** BEGIN Given passage **

June 15th, 2009 | No Comments | Posted by in Journalism

Last week the National Union of Journalists (NUJ) sent an eight-point plan to new culture secretary Ben Bradshaw as an economic stimulus package for the UK’s local media.

In summary:

  1. Reform of cross-media ownership rules with a strengthened public interest test;
  2. Hard and fast commitment to ring-fence licence fee funding for the BBC;
  3. A levy introduced on commercial operators who benefit from quality public service content – including local news – but do not contribute to its production;
  4. Tax breaks for local media who meet clearly defined public purposes;
  5. Tax credits for individuals who buy quality media;
  6. Direct support to help establish new genuinely local media organisations;
  7. Strategic use of central and local government advertising;
  8. Support for training opportunities that open access to journalism

The proposals come ahead of the long-awaited Digital Britain report, part of which will make new suggestions for local media ownership models and provision.

Both, of course, come on top of a select committee inquiry into local media, countless pontifications from media commentators (ourselves included) and lobbying by industry groups of Bradshaw’s predecessor Andy Burnham.

Reactions to the NUJ’s suggestions from a range of industry representatives are featured below – Journalism.co.uk wanted to gauge the feeling on the ground, so to speak (feel free to leave more comments below or email laura at journalism.co.uk).

Having spoken to Society of Editors executive director Bob Satchwell as part of this process, one thing is clear: new ideas are needed to support newsgathering at a local level, whatever shape or platform it takes.

But with the current level of pressure on existing local news providers, it is short-term answers that are needed, says Satchwell:

“While we’re waiting to create new models to deal with new media landscape the existing reality may be so seriously damaged that it may be too late to apply those complex solutions.”

Here are some reactions to the NUJ’s proposals – what’s the next step?

** END Given passage **
** BEGIN Extracted data **

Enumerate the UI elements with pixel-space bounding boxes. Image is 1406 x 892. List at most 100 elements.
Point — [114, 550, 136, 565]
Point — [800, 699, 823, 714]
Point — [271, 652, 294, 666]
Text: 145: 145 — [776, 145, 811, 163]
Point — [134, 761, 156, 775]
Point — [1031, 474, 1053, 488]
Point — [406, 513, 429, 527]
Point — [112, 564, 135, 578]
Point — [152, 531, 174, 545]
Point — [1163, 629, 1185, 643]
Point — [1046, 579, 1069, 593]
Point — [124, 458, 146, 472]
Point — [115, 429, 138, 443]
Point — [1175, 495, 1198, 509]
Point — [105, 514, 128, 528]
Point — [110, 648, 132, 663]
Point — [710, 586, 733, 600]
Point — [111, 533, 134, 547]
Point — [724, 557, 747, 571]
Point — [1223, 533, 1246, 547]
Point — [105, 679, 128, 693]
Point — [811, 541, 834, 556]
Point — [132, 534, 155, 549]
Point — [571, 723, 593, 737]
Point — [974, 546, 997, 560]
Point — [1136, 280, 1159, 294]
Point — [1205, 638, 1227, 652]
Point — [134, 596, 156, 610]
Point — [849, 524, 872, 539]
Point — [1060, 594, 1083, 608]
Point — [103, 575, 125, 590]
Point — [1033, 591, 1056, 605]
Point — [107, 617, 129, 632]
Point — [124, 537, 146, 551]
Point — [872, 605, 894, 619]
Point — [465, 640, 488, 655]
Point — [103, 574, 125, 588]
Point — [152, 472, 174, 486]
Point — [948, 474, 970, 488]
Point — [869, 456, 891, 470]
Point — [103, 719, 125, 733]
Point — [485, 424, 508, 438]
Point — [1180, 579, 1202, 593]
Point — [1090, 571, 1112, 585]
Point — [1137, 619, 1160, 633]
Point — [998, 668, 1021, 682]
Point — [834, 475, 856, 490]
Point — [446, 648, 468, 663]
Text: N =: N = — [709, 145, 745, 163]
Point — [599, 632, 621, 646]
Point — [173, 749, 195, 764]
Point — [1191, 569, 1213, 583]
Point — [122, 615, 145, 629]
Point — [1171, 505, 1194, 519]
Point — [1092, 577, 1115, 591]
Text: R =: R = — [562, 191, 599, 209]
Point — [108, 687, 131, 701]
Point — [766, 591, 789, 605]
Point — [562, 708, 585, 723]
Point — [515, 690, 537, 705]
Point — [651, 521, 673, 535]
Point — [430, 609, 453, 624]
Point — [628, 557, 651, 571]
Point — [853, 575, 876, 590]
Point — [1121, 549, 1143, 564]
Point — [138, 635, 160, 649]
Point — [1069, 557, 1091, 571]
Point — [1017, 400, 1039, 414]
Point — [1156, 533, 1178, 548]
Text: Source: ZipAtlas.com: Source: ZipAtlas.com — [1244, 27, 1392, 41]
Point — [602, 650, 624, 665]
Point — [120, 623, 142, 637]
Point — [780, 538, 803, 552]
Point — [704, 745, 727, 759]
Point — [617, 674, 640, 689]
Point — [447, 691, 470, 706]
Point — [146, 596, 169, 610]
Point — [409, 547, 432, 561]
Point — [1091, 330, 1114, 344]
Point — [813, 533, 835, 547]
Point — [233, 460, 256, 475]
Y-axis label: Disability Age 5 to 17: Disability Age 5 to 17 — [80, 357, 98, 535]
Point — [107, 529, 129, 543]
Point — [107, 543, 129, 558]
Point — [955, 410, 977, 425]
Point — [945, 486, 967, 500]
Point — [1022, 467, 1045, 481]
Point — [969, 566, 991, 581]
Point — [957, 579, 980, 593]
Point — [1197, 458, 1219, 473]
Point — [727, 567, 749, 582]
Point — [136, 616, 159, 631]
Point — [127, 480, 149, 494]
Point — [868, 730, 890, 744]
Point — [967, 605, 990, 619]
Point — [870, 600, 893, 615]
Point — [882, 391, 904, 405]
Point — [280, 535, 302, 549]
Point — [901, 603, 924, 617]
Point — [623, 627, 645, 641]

** END Extracted data **

• **What you need to do**
Please answer these from the post on the NUJ's local media plan:
(a) Who was the NUJ's eight-point plan sent to?
(b) What does the plan propose for individuals who buy quality media?
(c) What kind of answers does Bob Satchwell say are needed, given the pressure on existing local news providers?

• **Solution**
(a) Ben Bradshaw, the new culture secretary.
(b) Tax credits.
(c) Short-term answers.